▸ **SET PROBLEM**
Select every line containing the word "proc" from the material, and copy those lines.

*** RAW DATA ***

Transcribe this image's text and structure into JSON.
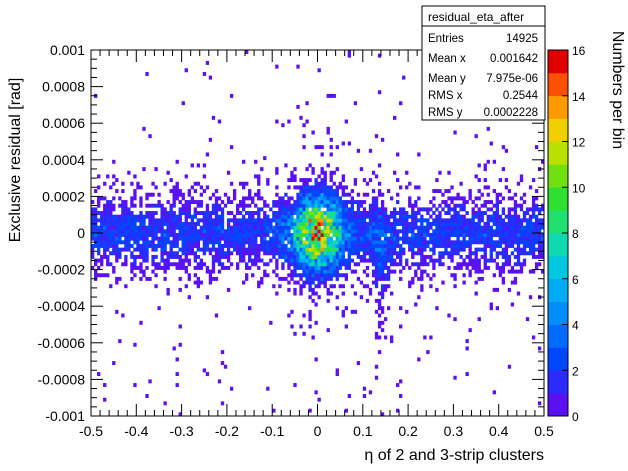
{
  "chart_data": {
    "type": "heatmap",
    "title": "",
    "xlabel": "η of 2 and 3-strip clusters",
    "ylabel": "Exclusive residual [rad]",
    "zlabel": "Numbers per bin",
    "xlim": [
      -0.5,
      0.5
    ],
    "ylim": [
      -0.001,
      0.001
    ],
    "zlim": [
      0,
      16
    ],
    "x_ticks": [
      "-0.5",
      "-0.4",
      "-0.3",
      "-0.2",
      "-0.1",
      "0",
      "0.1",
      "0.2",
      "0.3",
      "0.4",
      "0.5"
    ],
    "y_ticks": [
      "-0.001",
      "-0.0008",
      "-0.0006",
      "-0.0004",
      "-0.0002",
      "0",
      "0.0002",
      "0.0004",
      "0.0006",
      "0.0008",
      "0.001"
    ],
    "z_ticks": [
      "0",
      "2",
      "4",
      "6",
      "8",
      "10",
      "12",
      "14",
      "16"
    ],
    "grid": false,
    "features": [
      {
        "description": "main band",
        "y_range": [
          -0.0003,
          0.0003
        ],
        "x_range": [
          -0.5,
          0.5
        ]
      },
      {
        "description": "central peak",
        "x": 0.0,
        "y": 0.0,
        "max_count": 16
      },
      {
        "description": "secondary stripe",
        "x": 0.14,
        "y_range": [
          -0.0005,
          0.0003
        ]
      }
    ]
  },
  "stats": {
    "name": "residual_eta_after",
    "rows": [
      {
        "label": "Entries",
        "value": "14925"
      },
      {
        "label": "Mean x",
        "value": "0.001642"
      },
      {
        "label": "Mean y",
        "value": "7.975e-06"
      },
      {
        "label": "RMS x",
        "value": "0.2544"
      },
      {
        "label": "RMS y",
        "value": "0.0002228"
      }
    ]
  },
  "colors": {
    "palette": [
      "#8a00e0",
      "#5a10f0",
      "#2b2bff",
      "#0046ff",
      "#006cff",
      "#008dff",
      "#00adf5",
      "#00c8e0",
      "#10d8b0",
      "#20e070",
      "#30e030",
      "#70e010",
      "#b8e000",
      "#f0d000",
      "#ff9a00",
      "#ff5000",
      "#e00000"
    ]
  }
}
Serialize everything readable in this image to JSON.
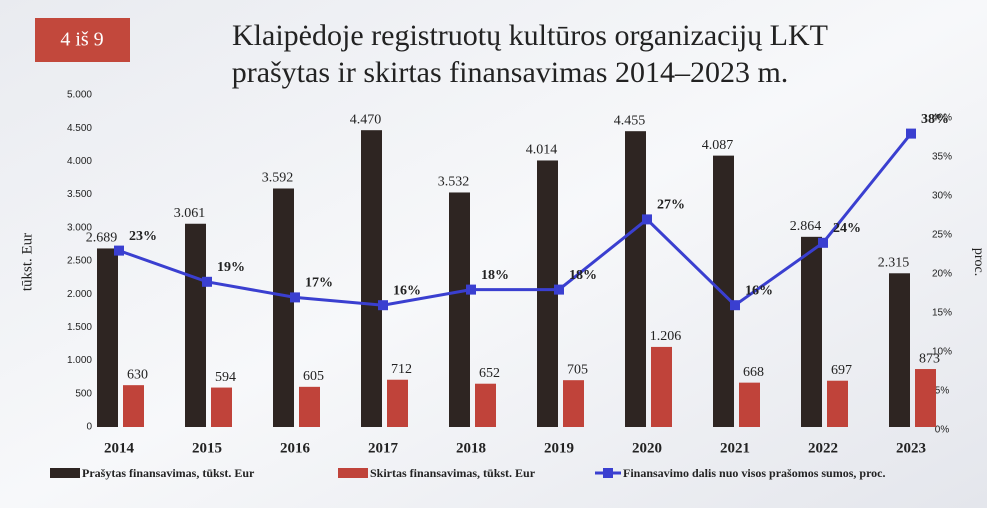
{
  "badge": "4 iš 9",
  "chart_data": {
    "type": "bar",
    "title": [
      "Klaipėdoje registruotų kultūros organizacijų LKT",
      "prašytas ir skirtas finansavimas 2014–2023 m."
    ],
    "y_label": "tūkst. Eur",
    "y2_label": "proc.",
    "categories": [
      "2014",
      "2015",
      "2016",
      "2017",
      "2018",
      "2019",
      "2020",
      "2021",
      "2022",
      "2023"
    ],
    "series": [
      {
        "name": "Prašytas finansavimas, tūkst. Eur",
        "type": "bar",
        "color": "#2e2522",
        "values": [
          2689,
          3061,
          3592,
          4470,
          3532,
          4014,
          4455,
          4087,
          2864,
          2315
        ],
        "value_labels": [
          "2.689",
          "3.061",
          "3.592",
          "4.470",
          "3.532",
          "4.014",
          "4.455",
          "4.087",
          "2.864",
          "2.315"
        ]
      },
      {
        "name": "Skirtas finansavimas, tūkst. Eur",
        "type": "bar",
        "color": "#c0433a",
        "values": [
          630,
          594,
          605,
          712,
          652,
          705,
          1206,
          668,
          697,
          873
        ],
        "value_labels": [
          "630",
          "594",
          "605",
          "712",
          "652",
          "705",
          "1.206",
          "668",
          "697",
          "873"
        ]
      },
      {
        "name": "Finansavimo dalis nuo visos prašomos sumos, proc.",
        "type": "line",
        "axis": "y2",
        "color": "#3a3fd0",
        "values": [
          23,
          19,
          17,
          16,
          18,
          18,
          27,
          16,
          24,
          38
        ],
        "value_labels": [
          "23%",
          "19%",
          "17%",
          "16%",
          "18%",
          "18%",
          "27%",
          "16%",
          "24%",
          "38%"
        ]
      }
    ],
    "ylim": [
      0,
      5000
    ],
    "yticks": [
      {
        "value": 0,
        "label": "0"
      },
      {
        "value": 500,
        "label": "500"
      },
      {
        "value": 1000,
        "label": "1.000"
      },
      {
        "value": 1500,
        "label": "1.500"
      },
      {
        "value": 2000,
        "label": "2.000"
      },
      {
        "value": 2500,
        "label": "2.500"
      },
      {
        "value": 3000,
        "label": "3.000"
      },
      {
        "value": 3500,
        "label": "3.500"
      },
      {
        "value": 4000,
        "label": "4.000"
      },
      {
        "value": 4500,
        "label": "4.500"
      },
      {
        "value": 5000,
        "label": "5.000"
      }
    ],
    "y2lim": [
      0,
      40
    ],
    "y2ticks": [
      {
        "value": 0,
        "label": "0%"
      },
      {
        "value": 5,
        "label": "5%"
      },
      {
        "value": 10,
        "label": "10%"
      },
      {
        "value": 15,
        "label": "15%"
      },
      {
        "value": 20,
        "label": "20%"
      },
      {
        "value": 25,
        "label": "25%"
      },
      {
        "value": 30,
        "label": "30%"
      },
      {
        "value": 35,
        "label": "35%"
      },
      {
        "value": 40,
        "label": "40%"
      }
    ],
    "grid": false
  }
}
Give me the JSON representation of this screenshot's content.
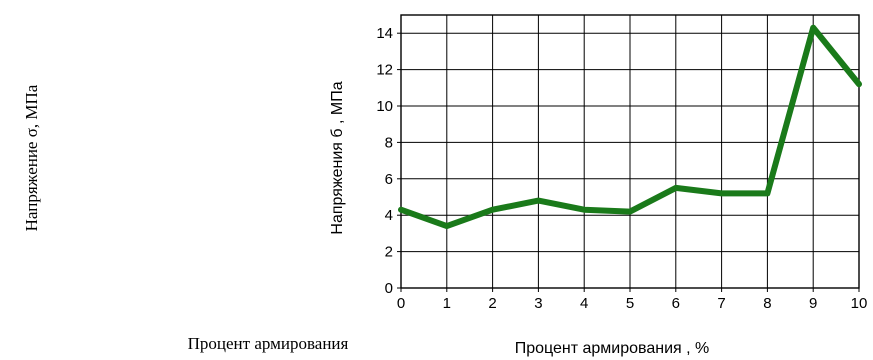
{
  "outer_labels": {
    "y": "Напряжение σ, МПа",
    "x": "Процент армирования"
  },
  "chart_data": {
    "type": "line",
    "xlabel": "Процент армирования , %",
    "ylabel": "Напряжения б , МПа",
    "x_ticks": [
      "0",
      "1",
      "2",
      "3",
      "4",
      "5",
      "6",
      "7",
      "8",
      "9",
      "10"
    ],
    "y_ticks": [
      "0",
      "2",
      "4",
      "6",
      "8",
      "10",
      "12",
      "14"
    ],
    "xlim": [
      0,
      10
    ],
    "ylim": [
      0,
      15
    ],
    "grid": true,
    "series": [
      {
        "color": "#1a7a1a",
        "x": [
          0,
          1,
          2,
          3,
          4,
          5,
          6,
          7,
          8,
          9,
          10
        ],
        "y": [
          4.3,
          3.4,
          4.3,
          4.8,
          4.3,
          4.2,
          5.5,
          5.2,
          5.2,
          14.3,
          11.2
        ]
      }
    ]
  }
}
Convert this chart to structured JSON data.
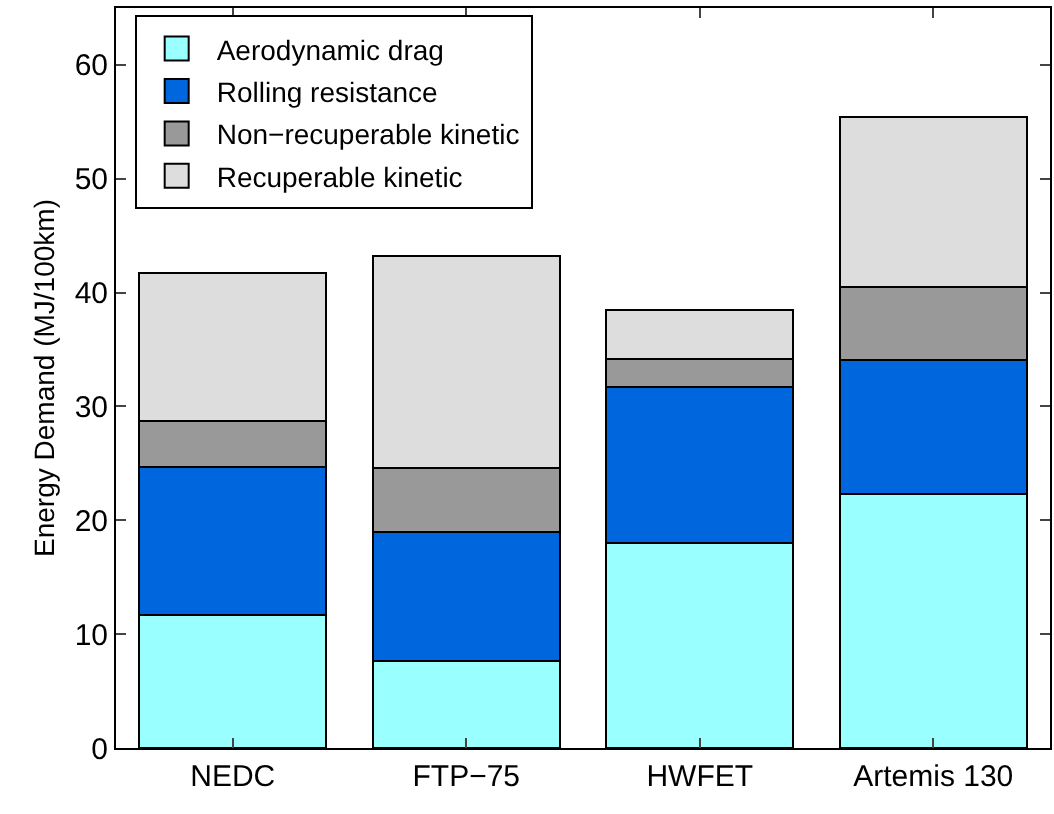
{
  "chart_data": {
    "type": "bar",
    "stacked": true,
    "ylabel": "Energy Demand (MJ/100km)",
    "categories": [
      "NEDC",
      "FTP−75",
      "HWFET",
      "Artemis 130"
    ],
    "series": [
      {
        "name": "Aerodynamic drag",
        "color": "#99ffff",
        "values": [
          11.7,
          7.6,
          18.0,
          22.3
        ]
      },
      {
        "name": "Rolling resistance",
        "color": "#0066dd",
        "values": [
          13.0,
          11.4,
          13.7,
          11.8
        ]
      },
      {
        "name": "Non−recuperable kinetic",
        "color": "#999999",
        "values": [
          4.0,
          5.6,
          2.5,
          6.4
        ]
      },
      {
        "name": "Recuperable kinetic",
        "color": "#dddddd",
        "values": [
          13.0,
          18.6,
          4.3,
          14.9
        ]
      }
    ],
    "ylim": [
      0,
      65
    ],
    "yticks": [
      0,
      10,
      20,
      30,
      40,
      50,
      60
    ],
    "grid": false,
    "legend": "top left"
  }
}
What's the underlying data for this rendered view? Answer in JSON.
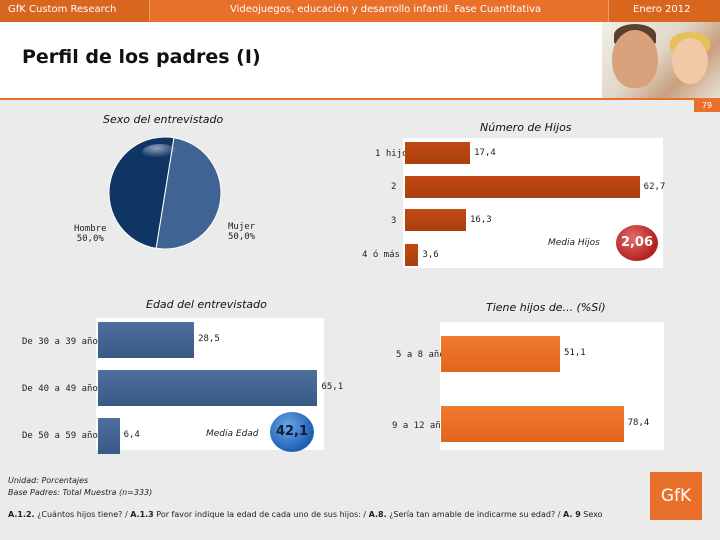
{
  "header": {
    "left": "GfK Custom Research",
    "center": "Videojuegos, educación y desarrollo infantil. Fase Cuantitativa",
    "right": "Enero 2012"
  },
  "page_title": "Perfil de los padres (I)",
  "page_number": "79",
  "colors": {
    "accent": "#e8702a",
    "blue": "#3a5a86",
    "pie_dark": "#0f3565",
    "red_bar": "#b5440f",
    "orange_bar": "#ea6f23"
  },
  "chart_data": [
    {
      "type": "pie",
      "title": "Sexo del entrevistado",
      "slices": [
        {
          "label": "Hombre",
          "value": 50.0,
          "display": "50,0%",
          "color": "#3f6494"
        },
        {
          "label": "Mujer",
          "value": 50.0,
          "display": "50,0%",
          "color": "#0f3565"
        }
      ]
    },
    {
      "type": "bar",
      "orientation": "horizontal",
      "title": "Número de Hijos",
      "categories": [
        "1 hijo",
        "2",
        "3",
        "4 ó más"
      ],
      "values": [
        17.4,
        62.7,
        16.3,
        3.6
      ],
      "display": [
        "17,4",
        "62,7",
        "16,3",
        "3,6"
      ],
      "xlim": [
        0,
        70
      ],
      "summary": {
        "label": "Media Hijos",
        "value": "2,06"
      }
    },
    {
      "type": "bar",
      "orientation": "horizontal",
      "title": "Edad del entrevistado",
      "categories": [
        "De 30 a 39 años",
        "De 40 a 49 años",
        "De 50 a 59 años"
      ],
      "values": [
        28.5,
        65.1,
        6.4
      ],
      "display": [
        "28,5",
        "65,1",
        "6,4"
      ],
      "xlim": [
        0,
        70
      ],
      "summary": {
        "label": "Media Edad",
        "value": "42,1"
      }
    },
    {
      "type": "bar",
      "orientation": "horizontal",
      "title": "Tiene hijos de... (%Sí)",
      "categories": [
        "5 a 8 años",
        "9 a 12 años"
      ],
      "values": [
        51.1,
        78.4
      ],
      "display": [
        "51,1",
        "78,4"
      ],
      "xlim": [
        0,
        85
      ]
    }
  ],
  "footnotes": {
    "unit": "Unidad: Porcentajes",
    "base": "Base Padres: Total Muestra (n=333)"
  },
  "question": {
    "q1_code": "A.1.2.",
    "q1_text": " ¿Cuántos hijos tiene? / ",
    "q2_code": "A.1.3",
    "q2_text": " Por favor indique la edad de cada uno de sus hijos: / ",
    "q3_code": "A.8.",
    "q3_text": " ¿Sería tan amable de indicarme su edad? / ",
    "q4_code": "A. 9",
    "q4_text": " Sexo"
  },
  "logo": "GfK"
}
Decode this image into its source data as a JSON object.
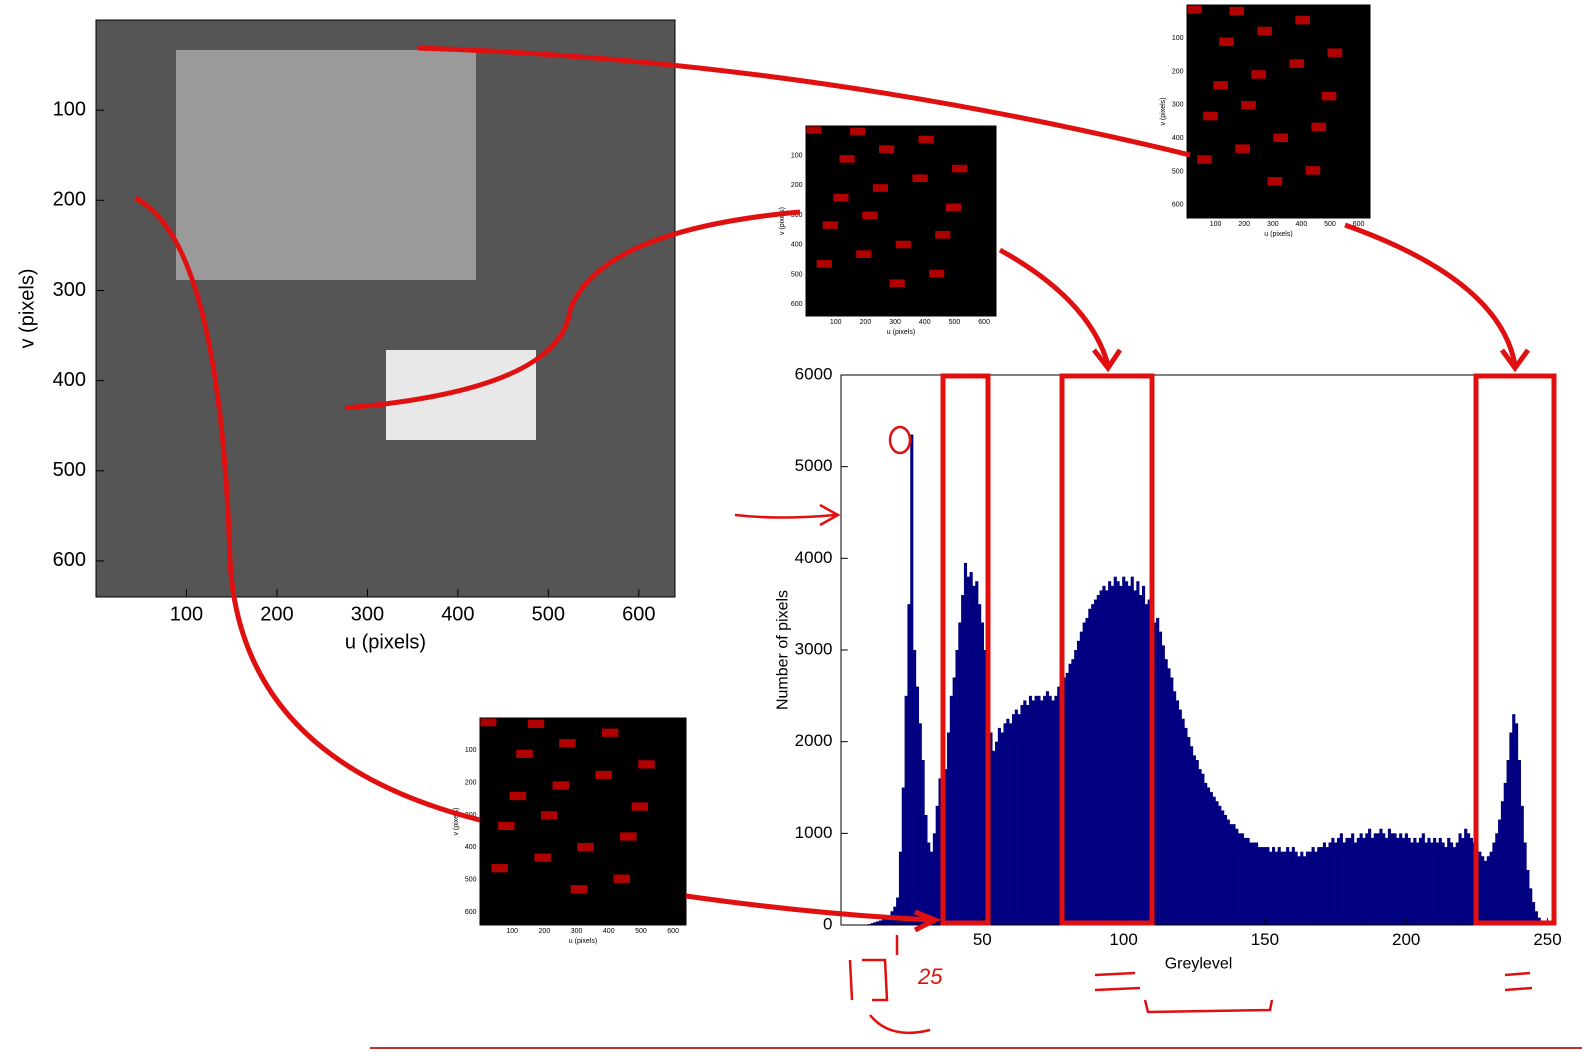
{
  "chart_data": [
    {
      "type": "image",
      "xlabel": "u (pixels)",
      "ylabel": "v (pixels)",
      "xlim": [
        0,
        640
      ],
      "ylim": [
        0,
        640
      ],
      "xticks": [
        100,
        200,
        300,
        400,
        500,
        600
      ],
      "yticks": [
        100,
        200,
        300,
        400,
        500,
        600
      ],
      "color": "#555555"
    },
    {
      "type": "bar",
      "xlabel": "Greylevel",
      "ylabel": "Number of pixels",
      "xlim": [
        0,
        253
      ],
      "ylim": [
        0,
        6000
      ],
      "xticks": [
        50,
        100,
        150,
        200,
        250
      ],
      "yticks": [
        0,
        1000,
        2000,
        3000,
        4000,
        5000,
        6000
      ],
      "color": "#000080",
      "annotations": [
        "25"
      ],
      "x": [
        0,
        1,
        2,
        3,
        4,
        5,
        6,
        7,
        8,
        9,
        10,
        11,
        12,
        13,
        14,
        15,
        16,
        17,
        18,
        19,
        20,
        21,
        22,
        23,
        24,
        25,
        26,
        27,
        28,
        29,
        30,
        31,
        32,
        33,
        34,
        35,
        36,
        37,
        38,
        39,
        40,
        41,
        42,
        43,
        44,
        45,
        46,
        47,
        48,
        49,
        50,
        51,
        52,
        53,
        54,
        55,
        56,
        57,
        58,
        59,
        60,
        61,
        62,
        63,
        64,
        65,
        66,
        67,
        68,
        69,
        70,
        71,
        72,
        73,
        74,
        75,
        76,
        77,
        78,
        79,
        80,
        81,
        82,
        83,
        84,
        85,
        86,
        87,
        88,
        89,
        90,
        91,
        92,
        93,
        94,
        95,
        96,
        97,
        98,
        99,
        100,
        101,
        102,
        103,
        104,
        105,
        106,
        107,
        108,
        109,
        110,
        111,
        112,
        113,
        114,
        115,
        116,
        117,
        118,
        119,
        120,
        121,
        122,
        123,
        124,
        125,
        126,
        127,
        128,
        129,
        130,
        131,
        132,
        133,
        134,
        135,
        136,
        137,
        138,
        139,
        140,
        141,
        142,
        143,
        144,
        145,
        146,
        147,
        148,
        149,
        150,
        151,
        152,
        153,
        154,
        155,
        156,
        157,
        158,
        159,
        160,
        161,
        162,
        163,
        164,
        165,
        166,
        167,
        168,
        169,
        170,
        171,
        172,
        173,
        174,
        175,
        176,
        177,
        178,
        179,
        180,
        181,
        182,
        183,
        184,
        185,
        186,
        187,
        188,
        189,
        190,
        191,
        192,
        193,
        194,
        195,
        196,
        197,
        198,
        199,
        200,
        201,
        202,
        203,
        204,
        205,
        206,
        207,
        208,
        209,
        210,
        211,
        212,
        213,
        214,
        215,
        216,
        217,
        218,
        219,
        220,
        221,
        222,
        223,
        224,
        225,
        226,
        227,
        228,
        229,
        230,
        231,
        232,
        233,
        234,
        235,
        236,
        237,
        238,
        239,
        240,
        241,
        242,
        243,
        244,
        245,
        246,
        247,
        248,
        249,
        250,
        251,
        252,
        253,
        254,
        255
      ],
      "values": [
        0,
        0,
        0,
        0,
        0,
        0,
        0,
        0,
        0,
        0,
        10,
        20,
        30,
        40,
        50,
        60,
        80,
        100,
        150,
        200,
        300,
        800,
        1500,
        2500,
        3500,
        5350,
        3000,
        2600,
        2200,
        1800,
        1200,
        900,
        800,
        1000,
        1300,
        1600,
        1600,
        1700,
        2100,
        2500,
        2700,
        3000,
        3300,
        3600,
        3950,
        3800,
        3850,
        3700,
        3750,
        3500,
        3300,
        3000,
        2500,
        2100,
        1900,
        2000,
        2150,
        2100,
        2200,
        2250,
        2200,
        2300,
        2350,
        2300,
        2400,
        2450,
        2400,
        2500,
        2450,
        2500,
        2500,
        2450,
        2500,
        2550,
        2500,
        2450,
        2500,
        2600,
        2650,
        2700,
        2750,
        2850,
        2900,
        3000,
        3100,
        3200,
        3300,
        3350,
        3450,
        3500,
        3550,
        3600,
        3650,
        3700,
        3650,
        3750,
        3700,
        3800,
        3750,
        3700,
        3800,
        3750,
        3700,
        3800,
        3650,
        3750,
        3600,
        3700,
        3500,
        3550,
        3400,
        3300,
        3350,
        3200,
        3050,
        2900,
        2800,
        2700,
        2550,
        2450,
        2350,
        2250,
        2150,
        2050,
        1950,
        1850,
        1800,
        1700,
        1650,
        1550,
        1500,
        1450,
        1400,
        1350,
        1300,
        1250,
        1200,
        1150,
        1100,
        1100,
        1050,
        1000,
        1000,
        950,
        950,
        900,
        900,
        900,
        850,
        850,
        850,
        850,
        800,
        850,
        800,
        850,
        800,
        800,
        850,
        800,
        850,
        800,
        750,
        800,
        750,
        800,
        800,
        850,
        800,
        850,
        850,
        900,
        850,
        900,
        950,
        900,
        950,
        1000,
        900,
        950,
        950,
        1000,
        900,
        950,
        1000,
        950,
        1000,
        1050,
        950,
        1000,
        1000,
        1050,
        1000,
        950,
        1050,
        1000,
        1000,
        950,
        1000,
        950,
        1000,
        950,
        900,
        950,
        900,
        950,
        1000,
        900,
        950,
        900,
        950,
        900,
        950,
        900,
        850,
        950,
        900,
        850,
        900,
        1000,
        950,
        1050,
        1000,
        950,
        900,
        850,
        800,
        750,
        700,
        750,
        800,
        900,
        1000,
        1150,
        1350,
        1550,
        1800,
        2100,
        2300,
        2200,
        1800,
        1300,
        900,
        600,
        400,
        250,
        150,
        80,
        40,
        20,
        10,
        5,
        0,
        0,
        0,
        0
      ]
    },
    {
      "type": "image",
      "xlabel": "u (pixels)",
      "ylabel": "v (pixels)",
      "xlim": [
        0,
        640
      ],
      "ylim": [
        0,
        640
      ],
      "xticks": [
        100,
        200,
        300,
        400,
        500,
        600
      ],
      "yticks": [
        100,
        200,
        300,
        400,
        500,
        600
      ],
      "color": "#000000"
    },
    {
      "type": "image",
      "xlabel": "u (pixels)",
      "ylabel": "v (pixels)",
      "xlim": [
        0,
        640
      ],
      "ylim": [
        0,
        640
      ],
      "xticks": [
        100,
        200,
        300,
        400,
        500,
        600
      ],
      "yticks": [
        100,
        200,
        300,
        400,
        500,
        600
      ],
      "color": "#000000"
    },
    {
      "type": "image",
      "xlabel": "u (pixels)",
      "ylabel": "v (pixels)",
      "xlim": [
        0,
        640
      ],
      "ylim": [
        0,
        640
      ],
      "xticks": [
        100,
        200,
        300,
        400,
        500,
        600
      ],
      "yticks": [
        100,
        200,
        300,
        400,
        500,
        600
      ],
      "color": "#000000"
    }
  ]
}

***

▸ **SOLUTION TO THE PROBLEM**
    "y2_label": "proc.",
        "name": "Finansavimo dalis nuo visos prašomos sumos, proc.",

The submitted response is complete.